* _The request_
Extract the records below word for word and ignore the images.

Records excerpted from a collection:

>> Start

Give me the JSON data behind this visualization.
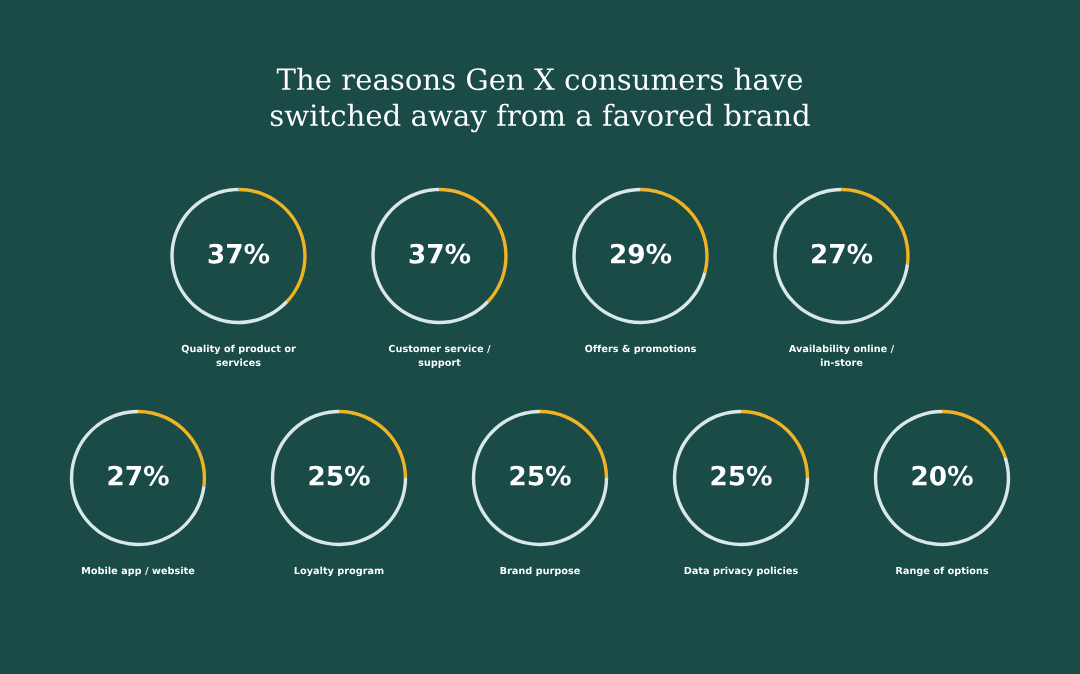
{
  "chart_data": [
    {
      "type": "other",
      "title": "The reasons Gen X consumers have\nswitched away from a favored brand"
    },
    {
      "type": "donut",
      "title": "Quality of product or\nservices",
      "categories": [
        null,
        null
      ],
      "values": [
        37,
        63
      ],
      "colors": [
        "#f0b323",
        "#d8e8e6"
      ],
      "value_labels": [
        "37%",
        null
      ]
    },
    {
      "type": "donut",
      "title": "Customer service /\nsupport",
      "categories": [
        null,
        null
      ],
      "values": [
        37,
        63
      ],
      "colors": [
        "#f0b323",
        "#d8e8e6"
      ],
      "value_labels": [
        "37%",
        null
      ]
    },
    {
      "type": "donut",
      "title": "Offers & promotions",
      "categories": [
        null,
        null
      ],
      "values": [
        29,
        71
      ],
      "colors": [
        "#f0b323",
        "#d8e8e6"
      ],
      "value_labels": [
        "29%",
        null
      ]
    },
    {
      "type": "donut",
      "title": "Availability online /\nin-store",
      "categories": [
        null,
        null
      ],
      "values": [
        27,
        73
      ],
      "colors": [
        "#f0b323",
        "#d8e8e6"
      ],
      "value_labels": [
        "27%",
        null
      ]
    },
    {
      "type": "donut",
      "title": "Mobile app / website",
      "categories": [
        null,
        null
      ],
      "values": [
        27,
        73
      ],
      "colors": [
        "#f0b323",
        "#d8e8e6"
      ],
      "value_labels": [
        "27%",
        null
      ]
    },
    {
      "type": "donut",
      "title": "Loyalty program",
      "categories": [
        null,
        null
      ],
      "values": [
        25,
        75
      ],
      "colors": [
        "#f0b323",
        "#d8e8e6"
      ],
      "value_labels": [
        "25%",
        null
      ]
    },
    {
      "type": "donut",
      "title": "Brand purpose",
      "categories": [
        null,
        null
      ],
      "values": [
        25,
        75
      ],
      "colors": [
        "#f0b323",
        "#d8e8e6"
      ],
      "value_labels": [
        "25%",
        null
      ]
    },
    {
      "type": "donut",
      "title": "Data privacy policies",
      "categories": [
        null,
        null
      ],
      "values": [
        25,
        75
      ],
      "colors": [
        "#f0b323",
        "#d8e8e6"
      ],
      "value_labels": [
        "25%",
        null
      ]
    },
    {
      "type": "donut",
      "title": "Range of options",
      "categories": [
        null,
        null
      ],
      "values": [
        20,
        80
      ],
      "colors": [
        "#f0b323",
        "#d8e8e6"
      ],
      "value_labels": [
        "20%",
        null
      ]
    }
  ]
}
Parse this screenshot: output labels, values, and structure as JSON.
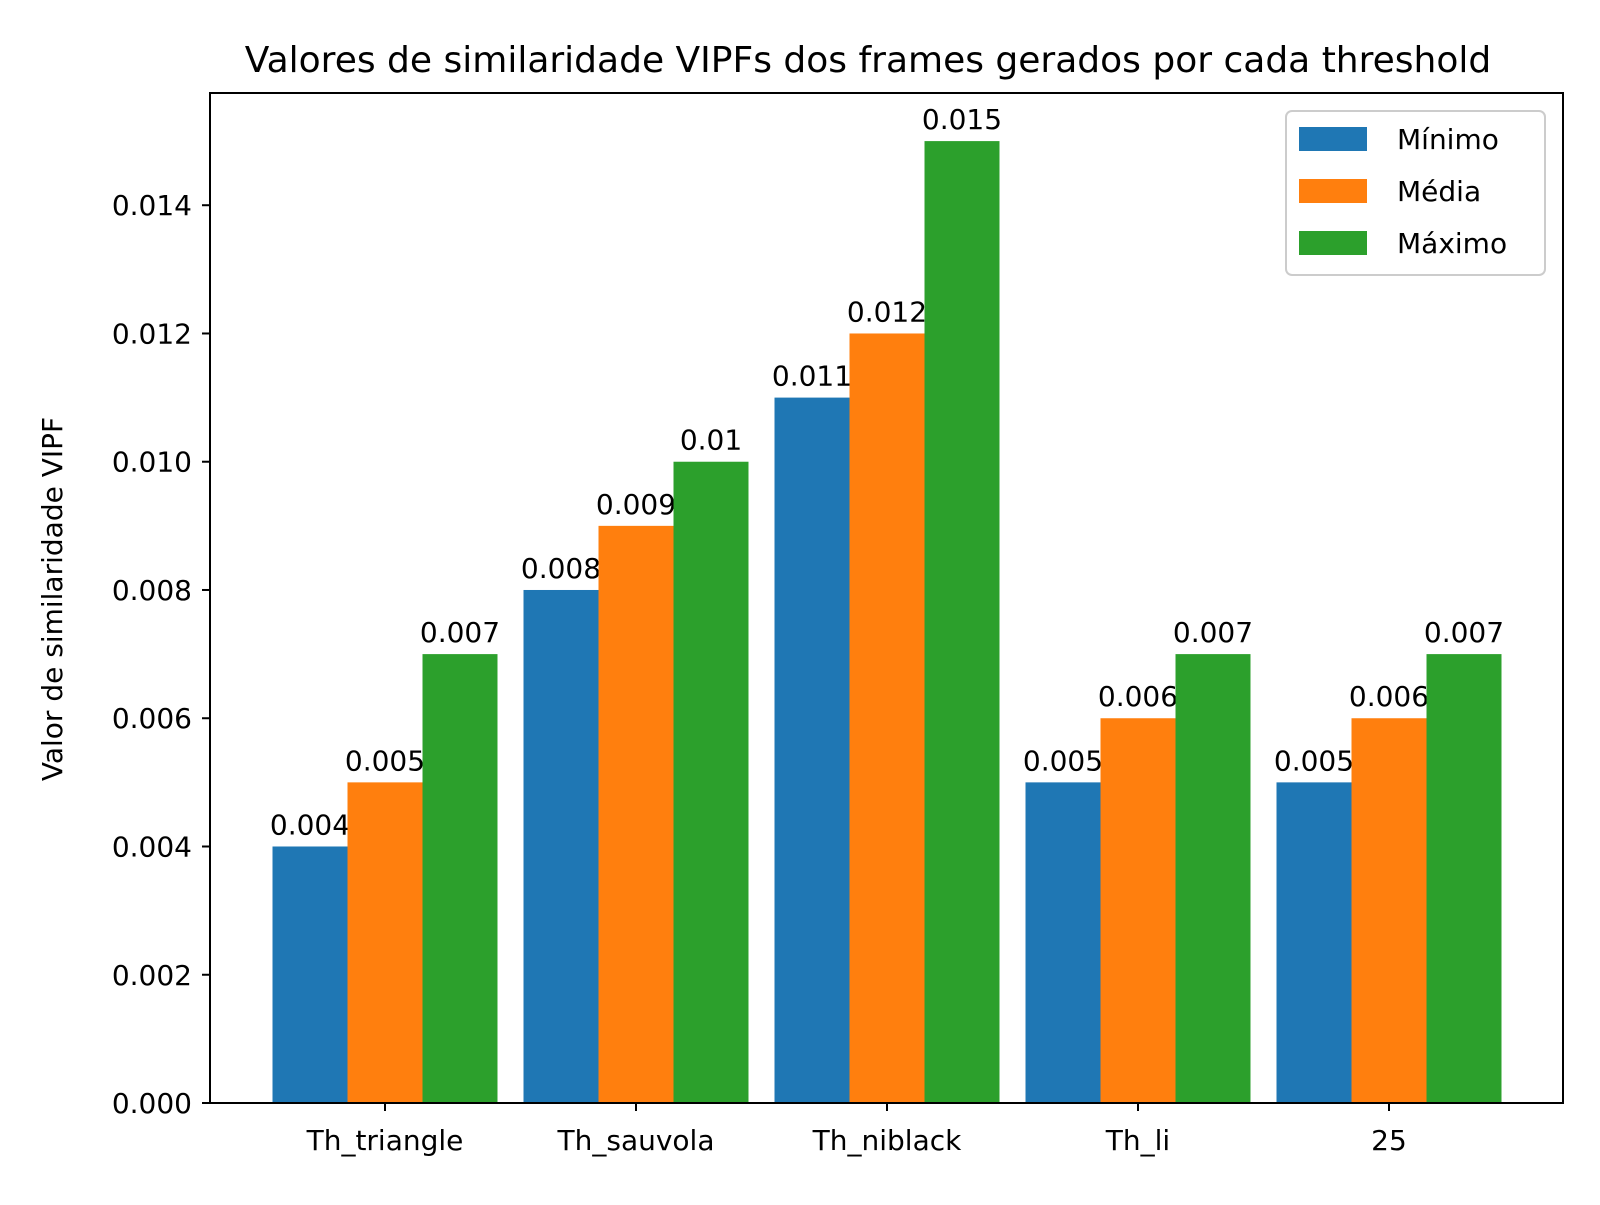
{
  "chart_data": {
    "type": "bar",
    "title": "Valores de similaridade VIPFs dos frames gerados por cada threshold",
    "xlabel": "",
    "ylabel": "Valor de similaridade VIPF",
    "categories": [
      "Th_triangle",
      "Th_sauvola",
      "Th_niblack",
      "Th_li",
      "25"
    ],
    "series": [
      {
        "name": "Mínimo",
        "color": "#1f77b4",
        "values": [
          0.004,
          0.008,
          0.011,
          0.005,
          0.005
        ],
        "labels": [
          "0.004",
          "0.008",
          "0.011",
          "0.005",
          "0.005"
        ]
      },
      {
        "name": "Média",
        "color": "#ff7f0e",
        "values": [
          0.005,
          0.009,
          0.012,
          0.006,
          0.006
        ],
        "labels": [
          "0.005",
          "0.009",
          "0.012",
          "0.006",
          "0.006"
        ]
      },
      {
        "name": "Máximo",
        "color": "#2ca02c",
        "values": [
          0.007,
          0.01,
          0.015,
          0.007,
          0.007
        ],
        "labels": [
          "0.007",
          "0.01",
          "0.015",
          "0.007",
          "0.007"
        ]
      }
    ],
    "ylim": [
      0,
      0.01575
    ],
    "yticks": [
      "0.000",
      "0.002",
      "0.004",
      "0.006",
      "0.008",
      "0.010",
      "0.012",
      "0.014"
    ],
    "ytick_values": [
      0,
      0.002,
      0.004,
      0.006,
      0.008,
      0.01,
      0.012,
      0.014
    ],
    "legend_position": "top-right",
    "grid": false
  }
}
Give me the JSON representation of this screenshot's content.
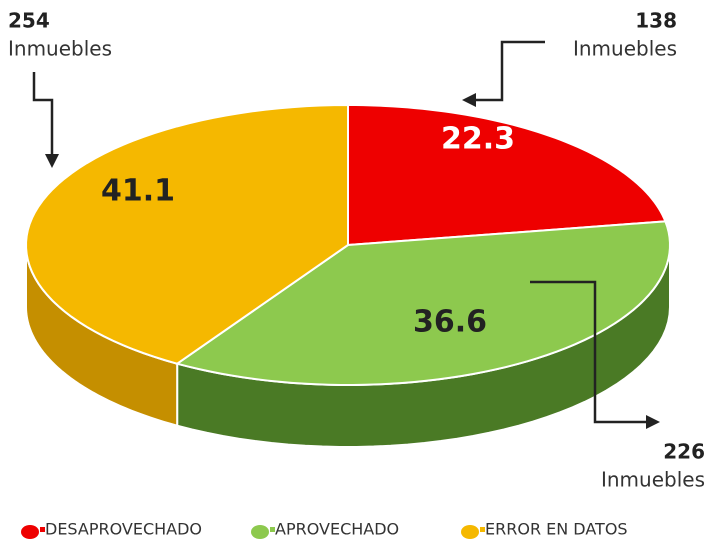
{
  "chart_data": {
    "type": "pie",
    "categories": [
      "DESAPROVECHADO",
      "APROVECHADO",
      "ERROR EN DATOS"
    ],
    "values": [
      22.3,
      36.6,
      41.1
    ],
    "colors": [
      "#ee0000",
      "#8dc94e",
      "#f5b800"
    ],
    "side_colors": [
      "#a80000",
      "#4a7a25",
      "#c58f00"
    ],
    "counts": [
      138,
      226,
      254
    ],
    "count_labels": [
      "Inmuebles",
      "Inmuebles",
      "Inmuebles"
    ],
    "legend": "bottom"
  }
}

>> End

* _Response_
Give me the JSON data behind this visualization.
{
  "chart_data": [
    {
      "type": "other",
      "title": "The reasons Gen X consumers have\nswitched away from a favored brand"
    },
    {
      "type": "donut",
      "title": "Quality of product or\nservices",
      "categories": [
        null,
        null
      ],
      "values": [
        37,
        63
      ],
      "colors": [
        "#f0b323",
        "#d8e8e6"
      ],
      "value_labels": [
        "37%",
        null
      ]
    },
    {
      "type": "donut",
      "title": "Customer service /\nsupport",
      "categories": [
        null,
        null
      ],
      "values": [
        37,
        63
      ],
      "colors": [
        "#f0b323",
        "#d8e8e6"
      ],
      "value_labels": [
        "37%",
        null
      ]
    },
    {
      "type": "donut",
      "title": "Offers & promotions",
      "categories": [
        null,
        null
      ],
      "values": [
        29,
        71
      ],
      "colors": [
        "#f0b323",
        "#d8e8e6"
      ],
      "value_labels": [
        "29%",
        null
      ]
    },
    {
      "type": "donut",
      "title": "Availability online /\nin-store",
      "categories": [
        null,
        null
      ],
      "values": [
        27,
        73
      ],
      "colors": [
        "#f0b323",
        "#d8e8e6"
      ],
      "value_labels": [
        "27%",
        null
      ]
    },
    {
      "type": "donut",
      "title": "Mobile app / website",
      "categories": [
        null,
        null
      ],
      "values": [
        27,
        73
      ],
      "colors": [
        "#f0b323",
        "#d8e8e6"
      ],
      "value_labels": [
        "27%",
        null
      ]
    },
    {
      "type": "donut",
      "title": "Loyalty program",
      "categories": [
        null,
        null
      ],
      "values": [
        25,
        75
      ],
      "colors": [
        "#f0b323",
        "#d8e8e6"
      ],
      "value_labels": [
        "25%",
        null
      ]
    },
    {
      "type": "donut",
      "title": "Brand purpose",
      "categories": [
        null,
        null
      ],
      "values": [
        25,
        75
      ],
      "colors": [
        "#f0b323",
        "#d8e8e6"
      ],
      "value_labels": [
        "25%",
        null
      ]
    },
    {
      "type": "donut",
      "title": "Data privacy policies",
      "categories": [
        null,
        null
      ],
      "values": [
        25,
        75
      ],
      "colors": [
        "#f0b323",
        "#d8e8e6"
      ],
      "value_labels": [
        "25%",
        null
      ]
    },
    {
      "type": "donut",
      "title": "Range of options",
      "categories": [
        null,
        null
      ],
      "values": [
        20,
        80
      ],
      "colors": [
        "#f0b323",
        "#d8e8e6"
      ],
      "value_labels": [
        "20%",
        null
      ]
    }
  ]
}
Parse this screenshot: output labels, values, and structure as JSON.
{
  "chart_data": {
    "type": "bar",
    "title": "Valores de similaridade VIPFs dos frames gerados por cada threshold",
    "xlabel": "",
    "ylabel": "Valor de similaridade VIPF",
    "categories": [
      "Th_triangle",
      "Th_sauvola",
      "Th_niblack",
      "Th_li",
      "25"
    ],
    "series": [
      {
        "name": "Mínimo",
        "color": "#1f77b4",
        "values": [
          0.004,
          0.008,
          0.011,
          0.005,
          0.005
        ],
        "labels": [
          "0.004",
          "0.008",
          "0.011",
          "0.005",
          "0.005"
        ]
      },
      {
        "name": "Média",
        "color": "#ff7f0e",
        "values": [
          0.005,
          0.009,
          0.012,
          0.006,
          0.006
        ],
        "labels": [
          "0.005",
          "0.009",
          "0.012",
          "0.006",
          "0.006"
        ]
      },
      {
        "name": "Máximo",
        "color": "#2ca02c",
        "values": [
          0.007,
          0.01,
          0.015,
          0.007,
          0.007
        ],
        "labels": [
          "0.007",
          "0.01",
          "0.015",
          "0.007",
          "0.007"
        ]
      }
    ],
    "ylim": [
      0,
      0.01575
    ],
    "yticks": [
      "0.000",
      "0.002",
      "0.004",
      "0.006",
      "0.008",
      "0.010",
      "0.012",
      "0.014"
    ],
    "ytick_values": [
      0,
      0.002,
      0.004,
      0.006,
      0.008,
      0.01,
      0.012,
      0.014
    ],
    "legend_position": "top-right",
    "grid": false
  }
}
Give me the JSON representation of this screenshot's content.
{
  "chart_data": {
    "type": "pie",
    "categories": [
      "DESAPROVECHADO",
      "APROVECHADO",
      "ERROR EN DATOS"
    ],
    "values": [
      22.3,
      36.6,
      41.1
    ],
    "colors": [
      "#ee0000",
      "#8dc94e",
      "#f5b800"
    ],
    "side_colors": [
      "#a80000",
      "#4a7a25",
      "#c58f00"
    ],
    "counts": [
      138,
      226,
      254
    ],
    "count_labels": [
      "Inmuebles",
      "Inmuebles",
      "Inmuebles"
    ],
    "legend": "bottom"
  }
}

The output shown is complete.